— Start —
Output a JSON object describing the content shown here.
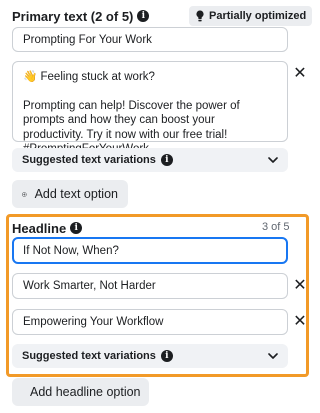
{
  "primary_text": {
    "title": "Primary text (2 of 5)",
    "badge": "Partially optimized",
    "input_1_value": "Prompting For Your Work",
    "textarea_line_1": "👋 Feeling stuck at work?",
    "textarea_line_2": "Prompting can help! Discover the power of prompts and how they can boost your productivity. Try it now with our free trial! #PromptingForYourWork",
    "suggestions_label": "Suggested text variations",
    "add_button": "Add text option"
  },
  "headline": {
    "title": "Headline",
    "counter": "3 of 5",
    "input_1_value": "If Not Now, When?",
    "input_2_value": "Work Smarter, Not Harder",
    "input_3_value": "Empowering Your Workflow",
    "suggestions_label": "Suggested text variations",
    "add_button": "Add headline option"
  },
  "icons": {
    "info": "info-icon",
    "bulb": "lightbulb-icon",
    "close": "close-icon",
    "chevron": "chevron-down-icon",
    "plus": "plus-circle-icon"
  },
  "colors": {
    "highlight": "#f29a28",
    "focus": "#1877f2",
    "muted_bg": "#f0f2f5"
  }
}
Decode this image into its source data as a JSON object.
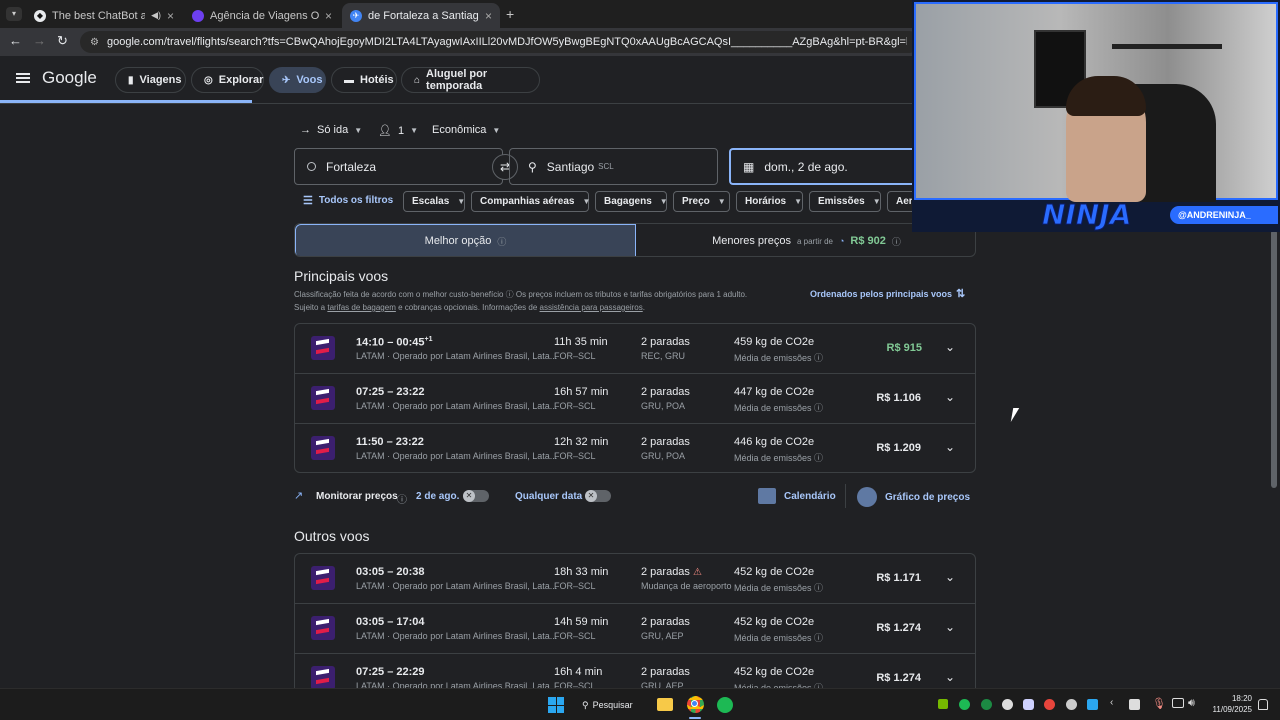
{
  "browser": {
    "tabs": [
      {
        "title": "The best ChatBot and Widg"
      },
      {
        "title": "Agência de Viagens Online con"
      },
      {
        "title": "de Fortaleza a Santiago | Googl"
      }
    ],
    "url": "google.com/travel/flights/search?tfs=CBwQAhojEgoyMDI2LTA4LTAyagwIAxIILl20vMDJfOW5yBwgBEgNTQ0xAAUgBcAGCAQsI__________AZgBAg&hl=pt-BR&gl=br&curr=BRL"
  },
  "header": {
    "logo": "Google",
    "nav": [
      "Viagens",
      "Explorar",
      "Voos",
      "Hotéis",
      "Aluguel por temporada"
    ],
    "selected_nav": "Voos"
  },
  "search": {
    "trip_type": "Só ida",
    "passengers": "1",
    "cabin": "Econômica",
    "origin": "Fortaleza",
    "destination": "Santiago",
    "destination_code": "SCL",
    "date": "dom., 2 de ago."
  },
  "filters": {
    "all_filters": "Todos os filtros",
    "chips": [
      "Escalas",
      "Companhias aéreas",
      "Bagagens",
      "Preço",
      "Horários",
      "Emissões",
      "Aer"
    ]
  },
  "sort_tabs": {
    "best": "Melhor opção",
    "cheapest": "Menores preços",
    "from_label": "a partir de",
    "cheapest_price": "R$ 902"
  },
  "main_flights": {
    "title": "Principais voos",
    "desc1": "Classificação feita de acordo com o melhor custo-benefício",
    "desc2": "Os preços incluem os tributos e tarifas obrigatórios para 1 adulto.",
    "desc3a": "Sujeito a",
    "desc3_link1": "tarifas de bagagem",
    "desc3b": "e cobranças opcionais. Informações de",
    "desc3_link2": "assistência para passageiros",
    "sorted_label": "Ordenados pelos principais voos",
    "flights": [
      {
        "times": "14:10 – 00:45",
        "plus": "+1",
        "airline": "LATAM · Operado por Latam Airlines Brasil, Lata...",
        "duration": "11h 35 min",
        "route": "FOR–SCL",
        "stops": "2 paradas",
        "stops_detail": "REC, GRU",
        "co2": "459 kg de CO2e",
        "co2_label": "Média de emissões",
        "price": "R$ 915",
        "price_color": "#81c995"
      },
      {
        "times": "07:25 – 23:22",
        "plus": "",
        "airline": "LATAM · Operado por Latam Airlines Brasil, Lata...",
        "duration": "16h 57 min",
        "route": "FOR–SCL",
        "stops": "2 paradas",
        "stops_detail": "GRU, POA",
        "co2": "447 kg de CO2e",
        "co2_label": "Média de emissões",
        "price": "R$ 1.106",
        "price_color": "#e8eaed"
      },
      {
        "times": "11:50 – 23:22",
        "plus": "",
        "airline": "LATAM · Operado por Latam Airlines Brasil, Lata...",
        "duration": "12h 32 min",
        "route": "FOR–SCL",
        "stops": "2 paradas",
        "stops_detail": "GRU, POA",
        "co2": "446 kg de CO2e",
        "co2_label": "Média de emissões",
        "price": "R$ 1.209",
        "price_color": "#e8eaed"
      }
    ]
  },
  "tracking": {
    "monitor": "Monitorar preços",
    "date_label": "2 de ago.",
    "any_date": "Qualquer data",
    "calendar": "Calendário",
    "price_graph": "Gráfico de preços"
  },
  "other_flights": {
    "title": "Outros voos",
    "flights": [
      {
        "times": "03:05 – 20:38",
        "airline": "LATAM · Operado por Latam Airlines Brasil, Lata...",
        "duration": "18h 33 min",
        "route": "FOR–SCL",
        "stops": "2 paradas",
        "stops_detail": "Mudança de aeroporto",
        "warning": true,
        "co2": "452 kg de CO2e",
        "co2_label": "Média de emissões",
        "price": "R$ 1.171"
      },
      {
        "times": "03:05 – 17:04",
        "airline": "LATAM · Operado por Latam Airlines Brasil, Lata...",
        "duration": "14h 59 min",
        "route": "FOR–SCL",
        "stops": "2 paradas",
        "stops_detail": "GRU, AEP",
        "warning": false,
        "co2": "452 kg de CO2e",
        "co2_label": "Média de emissões",
        "price": "R$ 1.274"
      },
      {
        "times": "07:25 – 22:29",
        "airline": "LATAM · Operado por Latam Airlines Brasil, Lata...",
        "duration": "16h 4 min",
        "route": "FOR–SCL",
        "stops": "2 paradas",
        "stops_detail": "GRU, AEP",
        "warning": false,
        "co2": "452 kg de CO2e",
        "co2_label": "Média de emissões",
        "price": "R$ 1.274"
      }
    ]
  },
  "overlay": {
    "handle": "@ANDRENINJA_",
    "logo_text": "NINJA"
  },
  "taskbar": {
    "search": "Pesquisar",
    "time": "18:20",
    "date": "11/09/2025"
  }
}
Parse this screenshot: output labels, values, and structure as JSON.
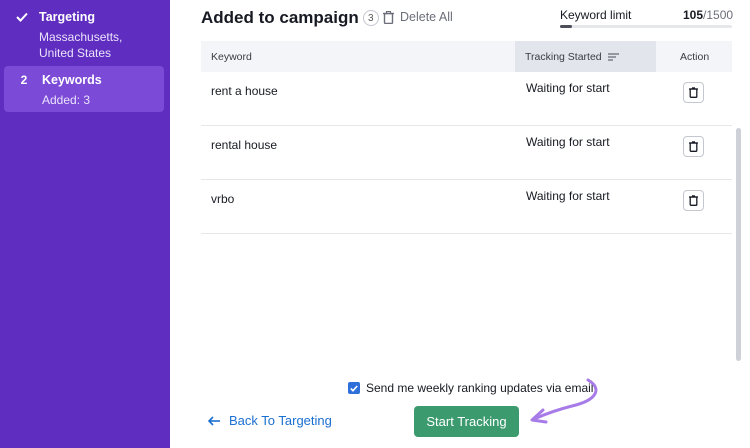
{
  "sidebar": {
    "steps": [
      {
        "marker": "check-icon",
        "title": "Targeting",
        "subtitle": "Massachusetts, United States",
        "state": "done"
      },
      {
        "marker": "2",
        "title": "Keywords",
        "subtitle": "Added: 3",
        "state": "active"
      }
    ]
  },
  "header": {
    "title": "Added to campaign",
    "count": "3",
    "delete_all": "Delete All",
    "keyword_limit": {
      "label": "Keyword limit",
      "used": "105",
      "total": "/1500",
      "fraction": 0.07
    }
  },
  "table": {
    "columns": {
      "keyword": "Keyword",
      "tracking": "Tracking Started",
      "action": "Action"
    },
    "rows": [
      {
        "keyword": "rent a house",
        "status": "Waiting for start"
      },
      {
        "keyword": "rental house",
        "status": "Waiting for start"
      },
      {
        "keyword": "vrbo",
        "status": "Waiting for start"
      }
    ]
  },
  "footer": {
    "email_opt_in": {
      "label": "Send me weekly ranking updates via email",
      "checked": true
    },
    "back_label": "Back To Targeting",
    "start_label": "Start Tracking"
  },
  "colors": {
    "sidebar": "#5f2dbf",
    "sidebar_active": "#7b4ad6",
    "primary_button": "#3b9a6e",
    "link": "#1a6fd1",
    "checkbox": "#2e6fd9",
    "annotation_arrow": "#a77ce8"
  }
}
— End —
== THE EXERCISE ==
Your task is to collect every line above that contains the word "Added".

== TASK OUTPUT ==
        "subtitle": "Added: 3",
    "title": "Added to campaign",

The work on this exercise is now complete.